* begin Input *

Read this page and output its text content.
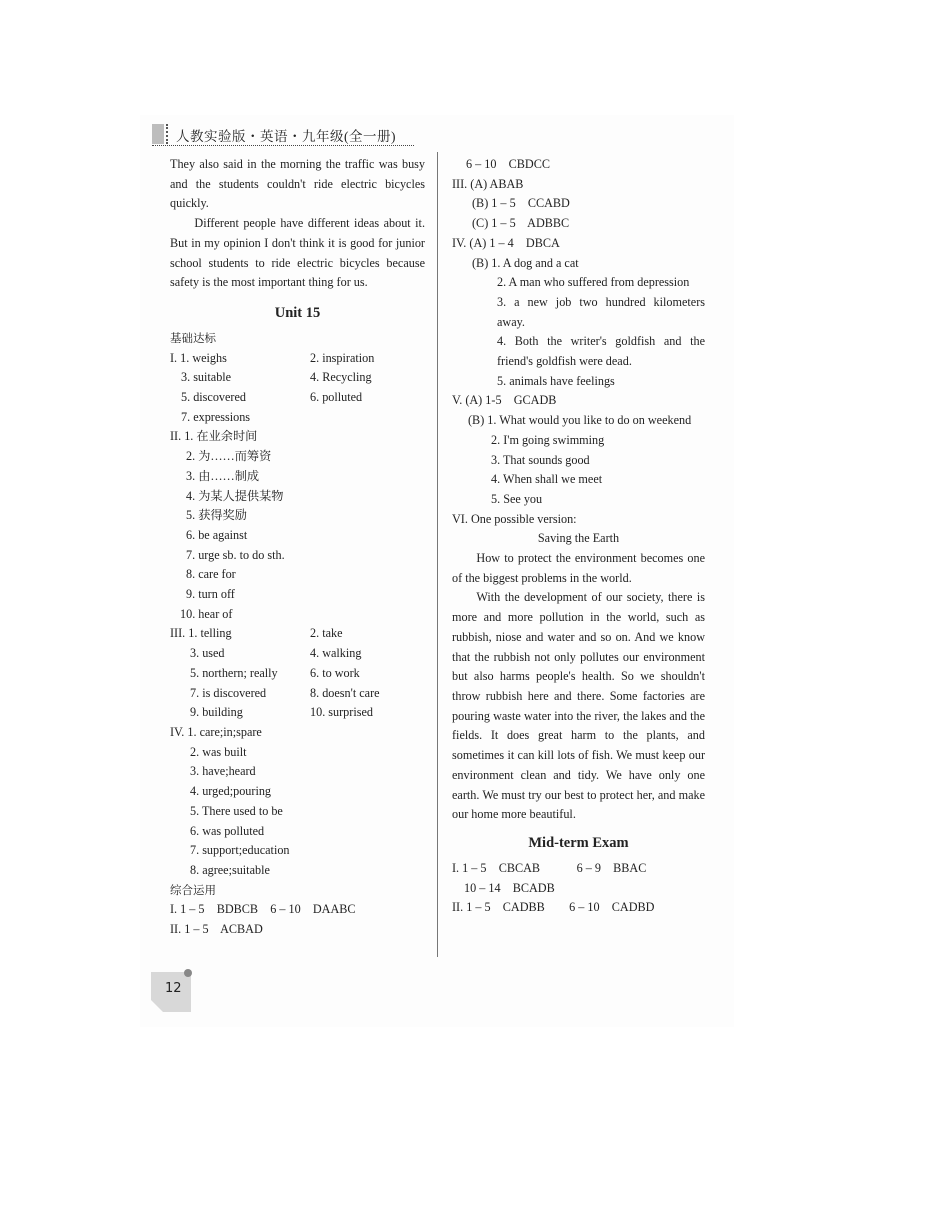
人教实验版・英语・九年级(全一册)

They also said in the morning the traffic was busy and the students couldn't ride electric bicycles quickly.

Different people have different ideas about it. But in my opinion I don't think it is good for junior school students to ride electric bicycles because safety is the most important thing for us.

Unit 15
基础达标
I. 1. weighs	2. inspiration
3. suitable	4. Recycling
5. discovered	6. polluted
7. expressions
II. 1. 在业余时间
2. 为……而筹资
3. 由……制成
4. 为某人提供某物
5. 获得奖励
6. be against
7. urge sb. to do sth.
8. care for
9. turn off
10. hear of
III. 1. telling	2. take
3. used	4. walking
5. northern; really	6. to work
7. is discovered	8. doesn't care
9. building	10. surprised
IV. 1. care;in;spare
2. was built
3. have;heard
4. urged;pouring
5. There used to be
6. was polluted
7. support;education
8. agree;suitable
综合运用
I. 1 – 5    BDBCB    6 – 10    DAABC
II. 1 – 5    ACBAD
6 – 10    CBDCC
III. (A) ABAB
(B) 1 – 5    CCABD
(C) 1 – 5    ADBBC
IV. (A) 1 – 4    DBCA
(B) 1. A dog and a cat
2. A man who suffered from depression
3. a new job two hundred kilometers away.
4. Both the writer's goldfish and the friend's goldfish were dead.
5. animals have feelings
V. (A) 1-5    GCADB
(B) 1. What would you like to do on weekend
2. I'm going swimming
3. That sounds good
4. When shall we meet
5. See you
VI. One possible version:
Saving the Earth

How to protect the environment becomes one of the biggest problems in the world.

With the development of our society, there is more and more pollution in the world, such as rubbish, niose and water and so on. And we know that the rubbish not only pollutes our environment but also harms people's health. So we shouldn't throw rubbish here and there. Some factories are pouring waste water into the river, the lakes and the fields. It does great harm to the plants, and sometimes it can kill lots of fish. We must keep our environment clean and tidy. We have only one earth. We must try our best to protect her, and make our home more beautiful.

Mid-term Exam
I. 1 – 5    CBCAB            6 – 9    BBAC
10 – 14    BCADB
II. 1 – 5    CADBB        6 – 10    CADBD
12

* end Input *

§ **To be done**
Repeat the records above exactly, leaving out any pictures they contain.

§ **Output for this task**
Read this page and output its text content.
人教实验版・英语・九年级(全一册)

They also said in the morning the traffic was busy and the students couldn't ride electric bicycles quickly.

Different people have different ideas about it. But in my opinion I don't think it is good for junior school students to ride electric bicycles because safety is the most important thing for us.

Unit 15
基础达标
I. 1. weighs	2. inspiration
3. suitable	4. Recycling
5. discovered	6. polluted
7. expressions
II. 1. 在业余时间
2. 为……而筹资
3. 由……制成
4. 为某人提供某物
5. 获得奖励
6. be against
7. urge sb. to do sth.
8. care for
9. turn off
10. hear of
III. 1. telling	2. take
3. used	4. walking
5. northern; really	6. to work
7. is discovered	8. doesn't care
9. building	10. surprised
IV. 1. care;in;spare
2. was built
3. have;heard
4. urged;pouring
5. There used to be
6. was polluted
7. support;education
8. agree;suitable
综合运用
I. 1 – 5    BDBCB    6 – 10    DAABC
II. 1 – 5    ACBAD
6 – 10    CBDCC
III. (A) ABAB
(B) 1 – 5    CCABD
(C) 1 – 5    ADBBC
IV. (A) 1 – 4    DBCA
(B) 1. A dog and a cat
2. A man who suffered from depression
3. a new job two hundred kilometers away.
4. Both the writer's goldfish and the friend's goldfish were dead.
5. animals have feelings
V. (A) 1-5    GCADB
(B) 1. What would you like to do on weekend
2. I'm going swimming
3. That sounds good
4. When shall we meet
5. See you
VI. One possible version:
Saving the Earth

How to protect the environment becomes one of the biggest problems in the world.

With the development of our society, there is more and more pollution in the world, such as rubbish, niose and water and so on. And we know that the rubbish not only pollutes our environment but also harms people's health. So we shouldn't throw rubbish here and there. Some factories are pouring waste water into the river, the lakes and the fields. It does great harm to the plants, and sometimes it can kill lots of fish. We must keep our environment clean and tidy. We have only one earth. We must try our best to protect her, and make our home more beautiful.

Mid-term Exam
I. 1 – 5    CBCAB            6 – 9    BBAC
10 – 14    BCADB
II. 1 – 5    CADBB        6 – 10    CADBD
12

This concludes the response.